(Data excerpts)
(begin)
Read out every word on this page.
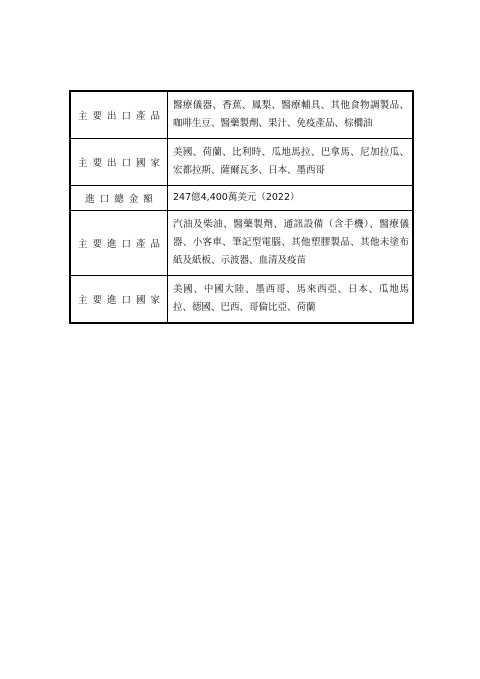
主要出口產品	醫療儀器、香蕉、鳳梨、醫療輔具、其他食物調製品、咖啡生豆、醫藥製劑、果汁、免疫產品、棕櫚油

主要出口國家	美國、荷蘭、比利時、瓜地馬拉、巴拿馬、尼加拉瓜、宏都拉斯、薩爾瓦多、日本、墨西哥

進口總金額	247億4,400萬美元（2022）

主要進口產品	汽油及柴油、醫藥製劑、通訊設備（含手機）、醫療儀器、小客車、筆記型電腦、其他塑膠製品、其他未塗布紙及紙板、示波器、血清及疫苗

主要進口國家	美國、中國大陸、墨西哥、馬來西亞、日本、瓜地馬拉、德國、巴西、哥倫比亞、荷蘭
(end)
◆ **GOAL**
Omitting all images, retype each line of the records precisely.

◆ **TASK ANSWER**
Read out every word on this page.
主要出口產品	醫療儀器、香蕉、鳳梨、醫療輔具、其他食物調製品、咖啡生豆、醫藥製劑、果汁、免疫產品、棕櫚油

主要出口國家	美國、荷蘭、比利時、瓜地馬拉、巴拿馬、尼加拉瓜、宏都拉斯、薩爾瓦多、日本、墨西哥

進口總金額	247億4,400萬美元（2022）

主要進口產品	汽油及柴油、醫藥製劑、通訊設備（含手機）、醫療儀器、小客車、筆記型電腦、其他塑膠製品、其他未塗布紙及紙板、示波器、血清及疫苗

主要進口國家	美國、中國大陸、墨西哥、馬來西亞、日本、瓜地馬拉、德國、巴西、哥倫比亞、荷蘭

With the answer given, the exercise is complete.